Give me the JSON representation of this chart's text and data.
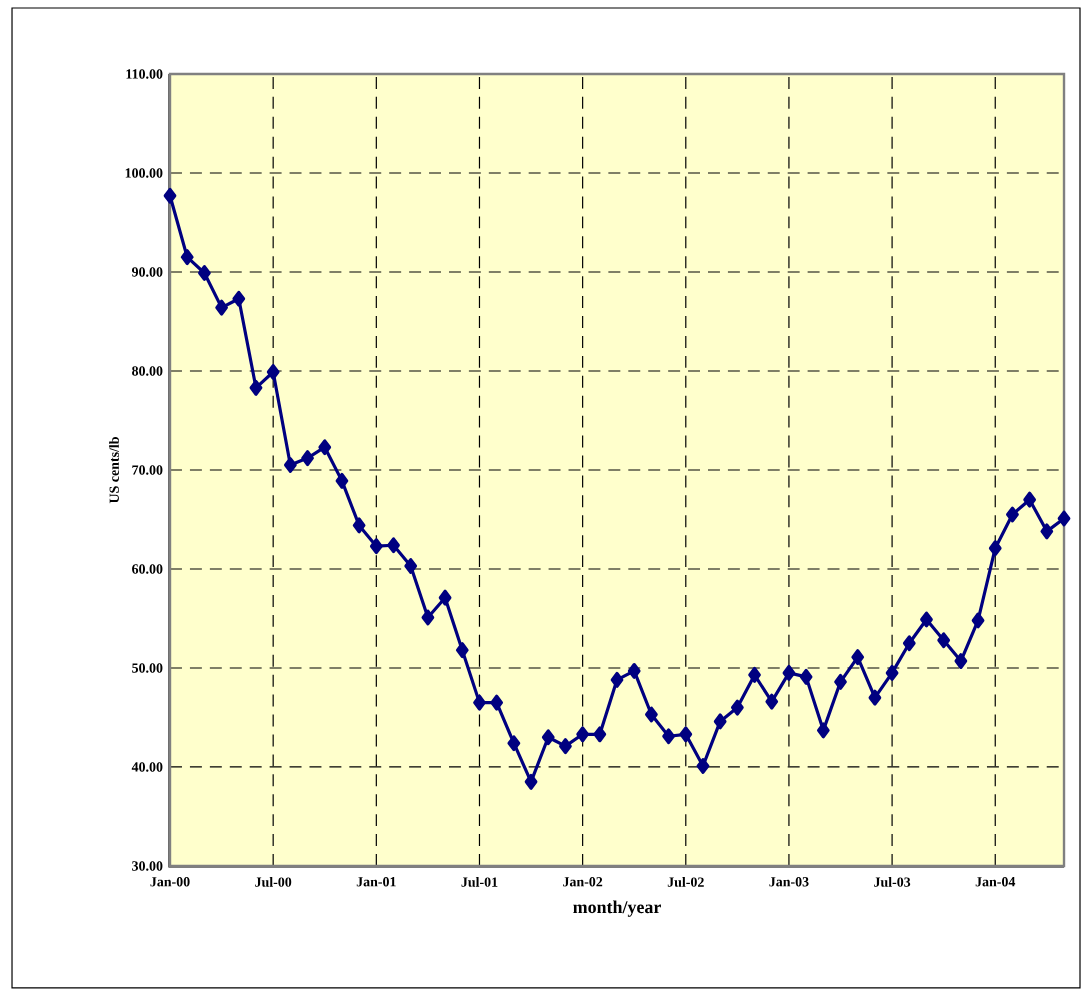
{
  "chart_data": {
    "type": "line",
    "xlabel": "month/year",
    "ylabel": "US cents/lb",
    "x": [
      "2000-01",
      "2000-02",
      "2000-03",
      "2000-04",
      "2000-05",
      "2000-06",
      "2000-07",
      "2000-08",
      "2000-09",
      "2000-10",
      "2000-11",
      "2000-12",
      "2001-01",
      "2001-02",
      "2001-03",
      "2001-04",
      "2001-05",
      "2001-06",
      "2001-07",
      "2001-08",
      "2001-09",
      "2001-10",
      "2001-11",
      "2001-12",
      "2002-01",
      "2002-02",
      "2002-03",
      "2002-04",
      "2002-05",
      "2002-06",
      "2002-07",
      "2002-08",
      "2002-09",
      "2002-10",
      "2002-11",
      "2002-12",
      "2003-01",
      "2003-02",
      "2003-03",
      "2003-04",
      "2003-05",
      "2003-06",
      "2003-07",
      "2003-08",
      "2003-09",
      "2003-10",
      "2003-11",
      "2003-12",
      "2004-01",
      "2004-02",
      "2004-03",
      "2004-04",
      "2004-05"
    ],
    "series": [
      {
        "color": "#000080",
        "values": [
          97.7,
          91.5,
          89.9,
          86.4,
          87.3,
          78.3,
          79.9,
          70.5,
          71.2,
          72.3,
          68.9,
          64.4,
          62.3,
          62.4,
          60.3,
          55.1,
          57.1,
          51.8,
          46.5,
          46.5,
          42.4,
          38.5,
          43.0,
          42.1,
          43.3,
          43.3,
          48.8,
          49.7,
          45.3,
          43.1,
          43.3,
          40.1,
          44.6,
          46.0,
          49.3,
          46.6,
          49.5,
          49.1,
          43.7,
          48.6,
          51.1,
          47.0,
          49.5,
          52.5,
          54.9,
          52.8,
          50.7,
          54.8,
          62.1,
          65.5,
          67.0,
          63.8,
          65.1
        ]
      }
    ],
    "xlim": [
      "2000-01",
      "2004-05"
    ],
    "xticks": [
      {
        "value": "2000-01",
        "label": "Jan-00"
      },
      {
        "value": "2000-07",
        "label": "Jul-00"
      },
      {
        "value": "2001-01",
        "label": "Jan-01"
      },
      {
        "value": "2001-07",
        "label": "Jul-01"
      },
      {
        "value": "2002-01",
        "label": "Jan-02"
      },
      {
        "value": "2002-07",
        "label": "Jul-02"
      },
      {
        "value": "2003-01",
        "label": "Jan-03"
      },
      {
        "value": "2003-07",
        "label": "Jul-03"
      },
      {
        "value": "2004-01",
        "label": "Jan-04"
      }
    ],
    "ylim": [
      30,
      110
    ],
    "yticks": [
      {
        "value": 30,
        "label": "30.00"
      },
      {
        "value": 40,
        "label": "40.00"
      },
      {
        "value": 50,
        "label": "50.00"
      },
      {
        "value": 60,
        "label": "60.00"
      },
      {
        "value": 70,
        "label": "70.00"
      },
      {
        "value": 80,
        "label": "80.00"
      },
      {
        "value": 90,
        "label": "90.00"
      },
      {
        "value": 100,
        "label": "100.00"
      },
      {
        "value": 110,
        "label": "110.00"
      }
    ],
    "grid": true,
    "marker": "diamond",
    "line_style": "solid"
  }
}
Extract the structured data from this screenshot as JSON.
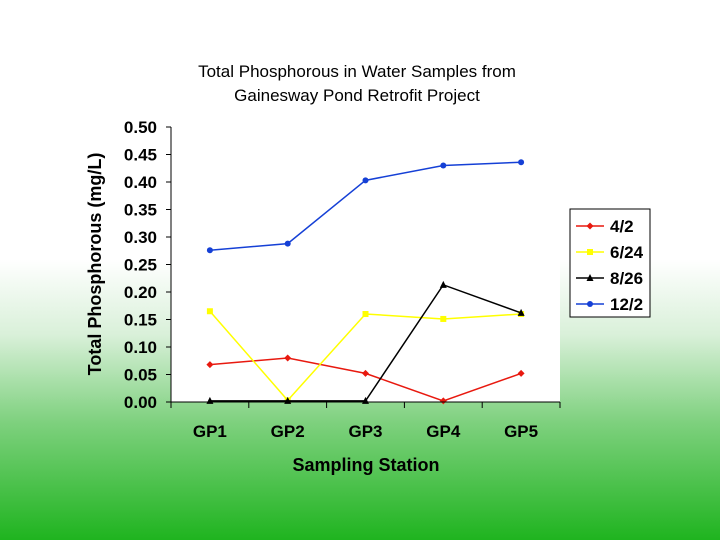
{
  "chart_data": {
    "type": "line",
    "title_lines": [
      "Total Phosphorous in Water Samples from",
      "Gainesway Pond Retrofit Project"
    ],
    "xlabel": "Sampling Station",
    "ylabel": "Total Phosphorous (mg/L)",
    "categories": [
      "GP1",
      "GP2",
      "GP3",
      "GP4",
      "GP5"
    ],
    "ylim": [
      0,
      0.5
    ],
    "yticks": [
      "0.00",
      "0.05",
      "0.10",
      "0.15",
      "0.20",
      "0.25",
      "0.30",
      "0.35",
      "0.40",
      "0.45",
      "0.50"
    ],
    "grid": false,
    "legend_position": "right",
    "series": [
      {
        "name": "4/2",
        "color": "#e8190f",
        "marker": "diamond",
        "values": [
          0.068,
          0.08,
          0.052,
          0.002,
          0.052
        ]
      },
      {
        "name": "6/24",
        "color": "#ffff00",
        "marker": "square",
        "values": [
          0.165,
          0.003,
          0.16,
          0.151,
          0.16
        ]
      },
      {
        "name": "8/26",
        "color": "#000000",
        "marker": "triangle",
        "values": [
          0.002,
          0.002,
          0.002,
          0.213,
          0.162
        ]
      },
      {
        "name": "12/2",
        "color": "#1540d6",
        "marker": "circle",
        "values": [
          0.276,
          0.288,
          0.403,
          0.43,
          0.436
        ]
      }
    ]
  }
}
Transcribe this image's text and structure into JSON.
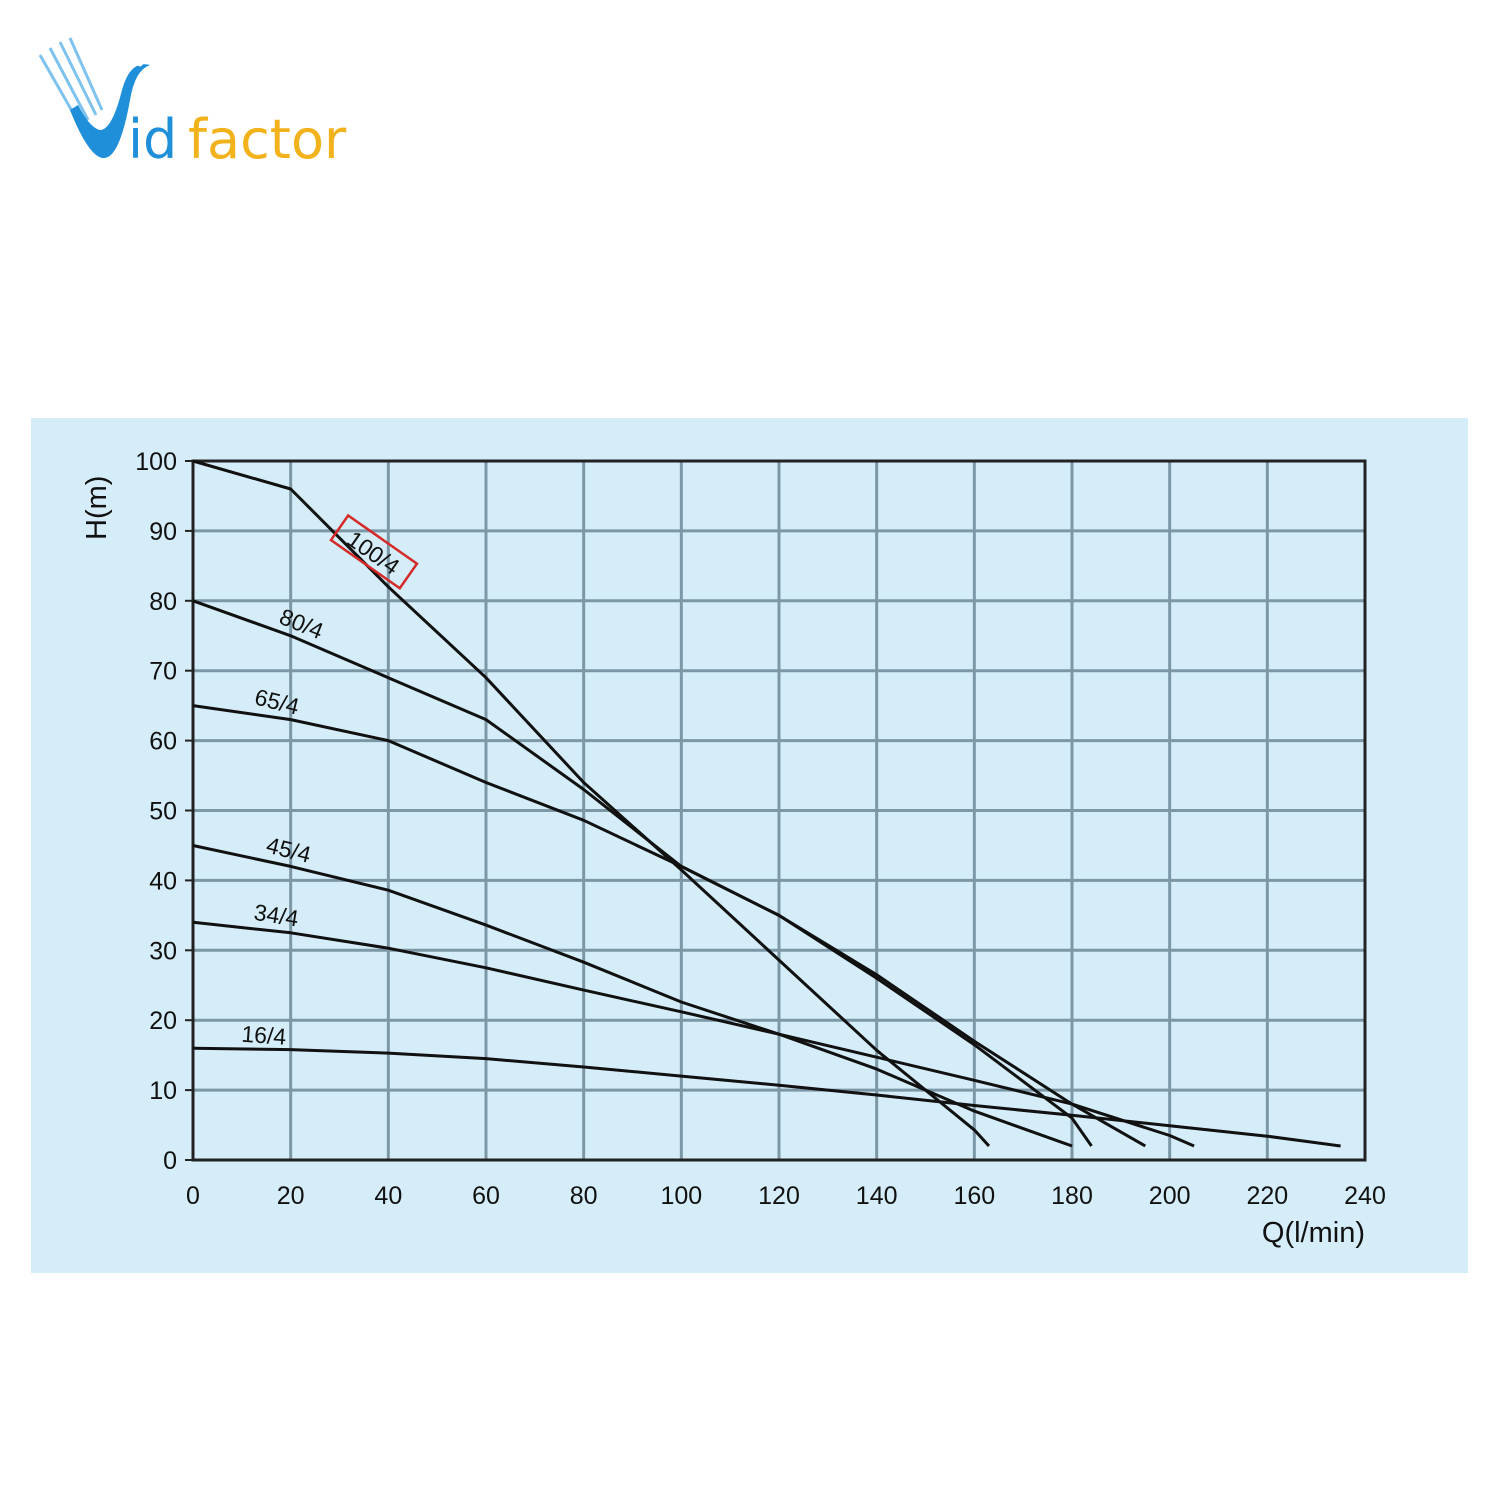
{
  "logo": {
    "text_vid": "Vid",
    "text_factor": "factor",
    "colors": {
      "blue": "#1e8fd8",
      "orange": "#f2b21c"
    }
  },
  "chart_data": {
    "type": "line",
    "title": "",
    "xlabel": "Q(l/min)",
    "ylabel": "H(m)",
    "xlim": [
      0,
      240
    ],
    "ylim": [
      0,
      100
    ],
    "xticks": [
      0,
      20,
      40,
      60,
      80,
      100,
      120,
      140,
      160,
      180,
      200,
      220,
      240
    ],
    "yticks": [
      0,
      10,
      20,
      30,
      40,
      50,
      60,
      70,
      80,
      90,
      100
    ],
    "grid": true,
    "background_color": "#d5edf8",
    "line_color": "#111111",
    "highlight": {
      "series": "100/4",
      "color": "#d42a2a"
    },
    "series": [
      {
        "name": "100/4",
        "x": [
          0,
          20,
          40,
          60,
          80,
          100,
          120,
          140,
          160,
          163
        ],
        "y": [
          100,
          96,
          82,
          69,
          54,
          41.5,
          28.6,
          15.7,
          4.3,
          2
        ]
      },
      {
        "name": "80/4",
        "x": [
          0,
          20,
          40,
          60,
          80,
          100,
          120,
          140,
          160,
          180,
          184
        ],
        "y": [
          80,
          75,
          69,
          63,
          53,
          42,
          35,
          26,
          16.5,
          6,
          2
        ]
      },
      {
        "name": "65/4",
        "x": [
          0,
          20,
          40,
          60,
          80,
          100,
          120,
          140,
          160,
          180,
          195
        ],
        "y": [
          65,
          63,
          60,
          54,
          48.6,
          42,
          35,
          26.5,
          17,
          8,
          2
        ]
      },
      {
        "name": "45/4",
        "x": [
          0,
          20,
          40,
          60,
          80,
          100,
          120,
          140,
          160,
          180
        ],
        "y": [
          45,
          42,
          38.6,
          33.6,
          28.3,
          22.6,
          18,
          13,
          7,
          2
        ]
      },
      {
        "name": "34/4",
        "x": [
          0,
          20,
          40,
          60,
          80,
          100,
          120,
          140,
          160,
          180,
          200,
          205
        ],
        "y": [
          34,
          32.5,
          30.3,
          27.5,
          24.3,
          21.2,
          18,
          14.7,
          11.4,
          8,
          3.5,
          2
        ]
      },
      {
        "name": "16/4",
        "x": [
          0,
          20,
          40,
          60,
          80,
          100,
          120,
          140,
          160,
          180,
          200,
          220,
          235
        ],
        "y": [
          16,
          15.8,
          15.3,
          14.5,
          13.3,
          12,
          10.7,
          9.3,
          7.8,
          6.4,
          4.9,
          3.4,
          2
        ]
      }
    ]
  }
}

- **WORK INSTRUCTIONS**
Scan the material above. Copy each line that holds the word "marker".

- **RESPONSE TO THE EXERCISE**
    "marker": "diamond",
        "marker": "diamond",
        "marker": "square",
        "marker": "triangle",
        "marker": "circle",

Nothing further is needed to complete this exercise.